Saved entries:
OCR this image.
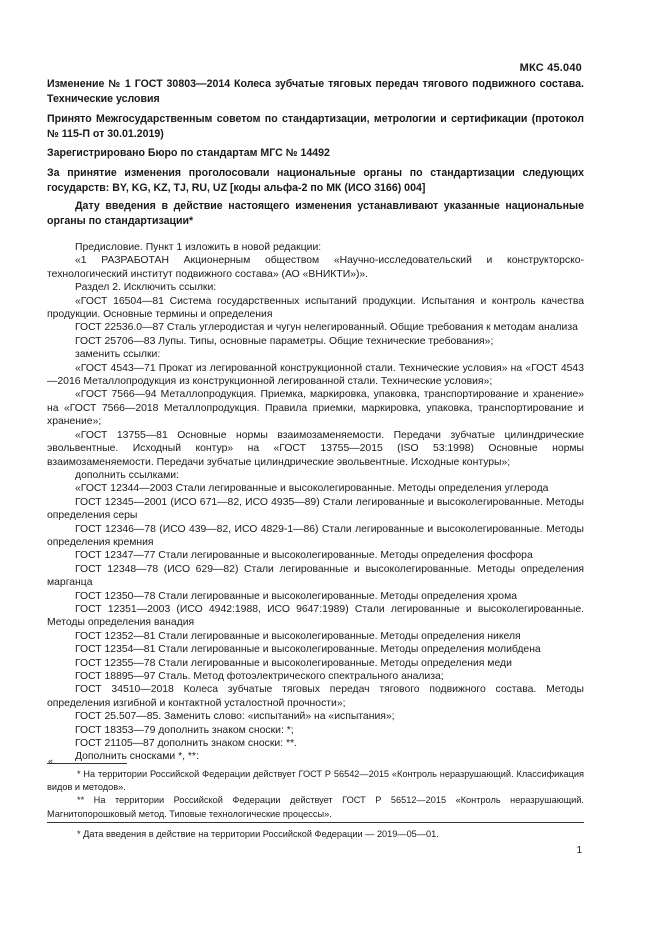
МКС 45.040
Изменение № 1 ГОСТ 30803—2014 Колеса зубчатые тяговых передач тягового подвижного состава. Технические условия
Принято Межгосударственным советом по стандартизации, метрологии и сертификации (протокол № 115-П от 30.01.2019)
Зарегистрировано Бюро по стандартам МГС № 14492
За принятие изменения проголосовали национальные органы по стандартизации следующих государств: BY, KG, KZ, TJ, RU, UZ [коды альфа-2 по МК (ИСО 3166) 004]
Дату введения в действие настоящего изменения устанавливают указанные национальные органы по стандартизации*

Предисловие. Пункт 1 изложить в новой редакции:

«1 РАЗРАБОТАН Акционерным обществом «Научно-исследовательский и конструкторско-технологический институт подвижного состава» (АО «ВНИКТИ»)».

Раздел 2. Исключить ссылки:

«ГОСТ 16504—81 Система государственных испытаний продукции. Испытания и контроль качества продукции. Основные термины и определения

ГОСТ 22536.0—87 Сталь углеродистая и чугун нелегированный. Общие требования к методам анализа

ГОСТ 25706—83 Лупы. Типы, основные параметры. Общие технические требования»;

заменить ссылки:

«ГОСТ 4543—71 Прокат из легированной конструкционной стали. Технические условия» на «ГОСТ 4543—2016 Металлопродукция из конструкционной легированной стали. Технические условия»;

«ГОСТ 7566—94 Металлопродукция. Приемка, маркировка, упаковка, транспортирование и хранение» на «ГОСТ 7566—2018 Металлопродукция. Правила приемки, маркировка, упаковка, транспортирование и хранение»;

«ГОСТ 13755—81 Основные нормы взаимозаменяемости. Передачи зубчатые цилиндрические эвольвентные. Исходный контур» на «ГОСТ 13755—2015 (ISO 53:1998) Основные нормы взаимозаменяемости. Передачи зубчатые цилиндрические эвольвентные. Исходные контуры»;

дополнить ссылками:

«ГОСТ 12344—2003 Стали легированные и высоколегированные. Методы определения углерода

ГОСТ 12345—2001 (ИСО 671—82, ИСО 4935—89) Стали легированные и высоколегированные. Методы определения серы

ГОСТ 12346—78 (ИСО 439—82, ИСО 4829-1—86) Стали легированные и высоколегированные. Методы определения кремния

ГОСТ 12347—77 Стали легированные и высоколегированные. Методы определения фосфора

ГОСТ 12348—78 (ИСО 629—82) Стали легированные и высоколегированные. Методы определения марганца

ГОСТ 12350—78 Стали легированные и высоколегированные. Методы определения хрома

ГОСТ 12351—2003 (ИСО 4942:1988, ИСО 9647:1989) Стали легированные и высоколегированные. Методы определения ванадия

ГОСТ 12352—81 Стали легированные и высоколегированные. Методы определения никеля

ГОСТ 12354—81 Стали легированные и высоколегированные. Методы определения молибдена

ГОСТ 12355—78 Стали легированные и высоколегированные. Методы определения меди

ГОСТ 18895—97 Сталь. Метод фотоэлектрического спектрального анализа;

ГОСТ 34510—2018 Колеса зубчатые тяговых передач тягового подвижного состава. Методы определения изгибной и контактной усталостной прочности»;

ГОСТ 25.507—85. Заменить слово: «испытаний» на «испытания»;

ГОСТ 18353—79 дополнить знаком сноски: *;

ГОСТ 21105—87 дополнить знаком сноски: **.

Дополнить сносками *, **:

«

* На территории Российской Федерации действует ГОСТ Р 56542—2015 «Контроль неразрушающий. Классификация видов и методов».

** На территории Российской Федерации действует ГОСТ Р 56512—2015 «Контроль неразрушающий. Магнитопорошковый метод. Типовые технологические процессы».

* Дата введения в действие на территории Российской Федерации — 2019—05—01.

1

◆ **What to do**
Skip the images and write out the rest of the listing exactly.

◆ **Output of the exercise**
OCR this image.
МКС 45.040
Изменение № 1 ГОСТ 30803—2014 Колеса зубчатые тяговых передач тягового подвижного состава. Технические условия
Принято Межгосударственным советом по стандартизации, метрологии и сертификации (протокол № 115-П от 30.01.2019)
Зарегистрировано Бюро по стандартам МГС № 14492
За принятие изменения проголосовали национальные органы по стандартизации следующих государств: BY, KG, KZ, TJ, RU, UZ [коды альфа-2 по МК (ИСО 3166) 004]
Дату введения в действие настоящего изменения устанавливают указанные национальные органы по стандартизации*

Предисловие. Пункт 1 изложить в новой редакции:

«1 РАЗРАБОТАН Акционерным обществом «Научно-исследовательский и конструкторско-технологический институт подвижного состава» (АО «ВНИКТИ»)».

Раздел 2. Исключить ссылки:

«ГОСТ 16504—81 Система государственных испытаний продукции. Испытания и контроль качества продукции. Основные термины и определения

ГОСТ 22536.0—87 Сталь углеродистая и чугун нелегированный. Общие требования к методам анализа

ГОСТ 25706—83 Лупы. Типы, основные параметры. Общие технические требования»;

заменить ссылки:

«ГОСТ 4543—71 Прокат из легированной конструкционной стали. Технические условия» на «ГОСТ 4543—2016 Металлопродукция из конструкционной легированной стали. Технические условия»;

«ГОСТ 7566—94 Металлопродукция. Приемка, маркировка, упаковка, транспортирование и хранение» на «ГОСТ 7566—2018 Металлопродукция. Правила приемки, маркировка, упаковка, транспортирование и хранение»;

«ГОСТ 13755—81 Основные нормы взаимозаменяемости. Передачи зубчатые цилиндрические эвольвентные. Исходный контур» на «ГОСТ 13755—2015 (ISO 53:1998) Основные нормы взаимозаменяемости. Передачи зубчатые цилиндрические эвольвентные. Исходные контуры»;

дополнить ссылками:

«ГОСТ 12344—2003 Стали легированные и высоколегированные. Методы определения углерода

ГОСТ 12345—2001 (ИСО 671—82, ИСО 4935—89) Стали легированные и высоколегированные. Методы определения серы

ГОСТ 12346—78 (ИСО 439—82, ИСО 4829-1—86) Стали легированные и высоколегированные. Методы определения кремния

ГОСТ 12347—77 Стали легированные и высоколегированные. Методы определения фосфора

ГОСТ 12348—78 (ИСО 629—82) Стали легированные и высоколегированные. Методы определения марганца

ГОСТ 12350—78 Стали легированные и высоколегированные. Методы определения хрома

ГОСТ 12351—2003 (ИСО 4942:1988, ИСО 9647:1989) Стали легированные и высоколегированные. Методы определения ванадия

ГОСТ 12352—81 Стали легированные и высоколегированные. Методы определения никеля

ГОСТ 12354—81 Стали легированные и высоколегированные. Методы определения молибдена

ГОСТ 12355—78 Стали легированные и высоколегированные. Методы определения меди

ГОСТ 18895—97 Сталь. Метод фотоэлектрического спектрального анализа;

ГОСТ 34510—2018 Колеса зубчатые тяговых передач тягового подвижного состава. Методы определения изгибной и контактной усталостной прочности»;

ГОСТ 25.507—85. Заменить слово: «испытаний» на «испытания»;

ГОСТ 18353—79 дополнить знаком сноски: *;

ГОСТ 21105—87 дополнить знаком сноски: **.

Дополнить сносками *, **:

«

* На территории Российской Федерации действует ГОСТ Р 56542—2015 «Контроль неразрушающий. Классификация видов и методов».

** На территории Российской Федерации действует ГОСТ Р 56512—2015 «Контроль неразрушающий. Магнитопорошковый метод. Типовые технологические процессы».

* Дата введения в действие на территории Российской Федерации — 2019—05—01.

1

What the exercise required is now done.